[GIVEN TASK] Without the pictures, output the records below word for word.
─── RECORD EXCERPTS
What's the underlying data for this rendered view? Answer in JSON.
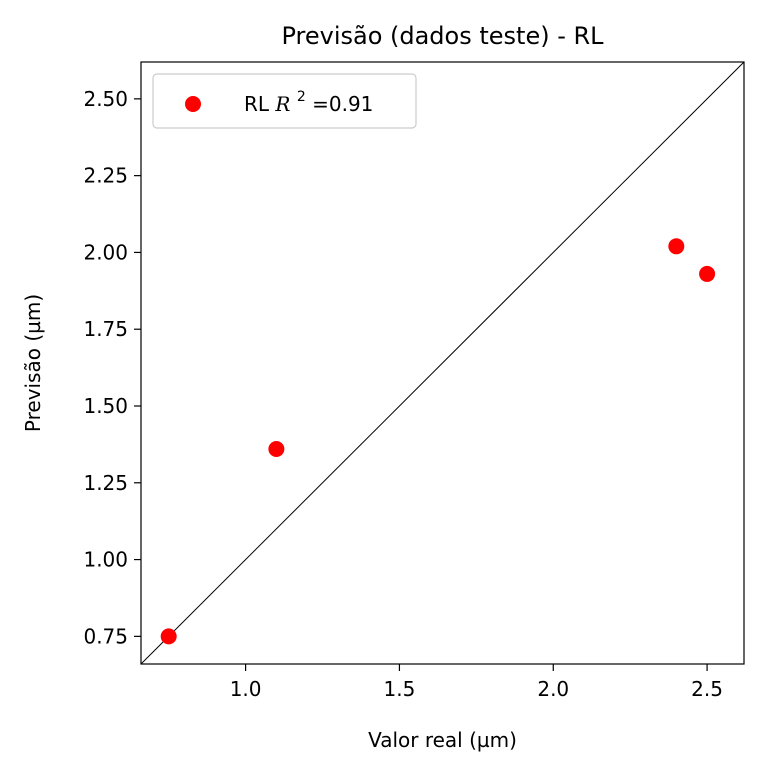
{
  "chart_data": {
    "type": "scatter",
    "title": "Previsão (dados teste) - RL",
    "xlabel": "Valor real (µm)",
    "ylabel": "Previsão (µm)",
    "xlim": [
      0.66,
      2.62
    ],
    "ylim": [
      0.66,
      2.62
    ],
    "x_ticks": [
      "1.0",
      "1.5",
      "2.0",
      "2.5"
    ],
    "y_ticks": [
      "0.75",
      "1.00",
      "1.25",
      "1.50",
      "1.75",
      "2.00",
      "2.25",
      "2.50"
    ],
    "grid": false,
    "legend_position": "top-left",
    "legend": {
      "prefix": "RL ",
      "symbol": "R",
      "exponent": "2",
      "suffix": "=0.91"
    },
    "reference_line": "y = x",
    "series": [
      {
        "color": "#ff0000",
        "points": [
          {
            "x": 0.75,
            "y": 0.75
          },
          {
            "x": 1.1,
            "y": 1.36
          },
          {
            "x": 2.4,
            "y": 2.02
          },
          {
            "x": 2.5,
            "y": 1.93
          }
        ]
      }
    ],
    "colors": {
      "marker": "#ff0000",
      "line": "#000000",
      "axes": "#000000",
      "background": "#ffffff"
    }
  }
}
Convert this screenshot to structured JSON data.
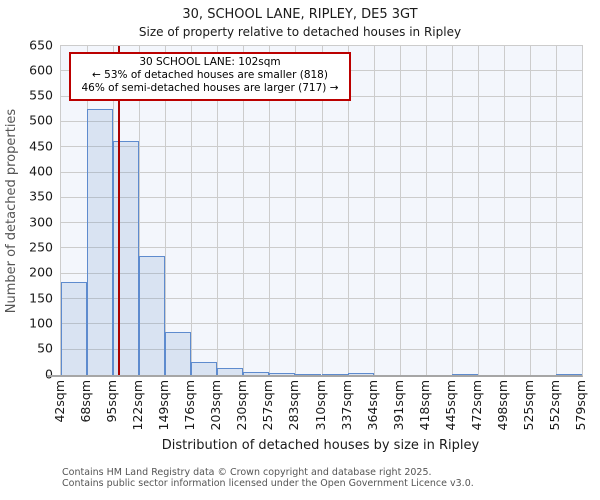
──────
[FULL ANSWER]
What's the underlying data for this rendered view? Answer in JSON.
{
  "chart_data": {
    "type": "scatter",
    "title": "Previsão (dados teste) - RL",
    "xlabel": "Valor real (µm)",
    "ylabel": "Previsão (µm)",
    "xlim": [
      0.66,
      2.62
    ],
    "ylim": [
      0.66,
      2.62
    ],
    "x_ticks": [
      "1.0",
      "1.5",
      "2.0",
      "2.5"
    ],
    "y_ticks": [
      "0.75",
      "1.00",
      "1.25",
      "1.50",
      "1.75",
      "2.00",
      "2.25",
      "2.50"
    ],
    "grid": false,
    "legend_position": "top-left",
    "legend": {
      "prefix": "RL ",
      "symbol": "R",
      "exponent": "2",
      "suffix": "=0.91"
    },
    "reference_line": "y = x",
    "series": [
      {
        "color": "#ff0000",
        "points": [
          {
            "x": 0.75,
            "y": 0.75
          },
          {
            "x": 1.1,
            "y": 1.36
          },
          {
            "x": 2.4,
            "y": 2.02
          },
          {
            "x": 2.5,
            "y": 1.93
          }
        ]
      }
    ],
    "colors": {
      "marker": "#ff0000",
      "line": "#000000",
      "axes": "#000000",
      "background": "#ffffff"
    }
  }
}
Convert this screenshot to structured JSON data.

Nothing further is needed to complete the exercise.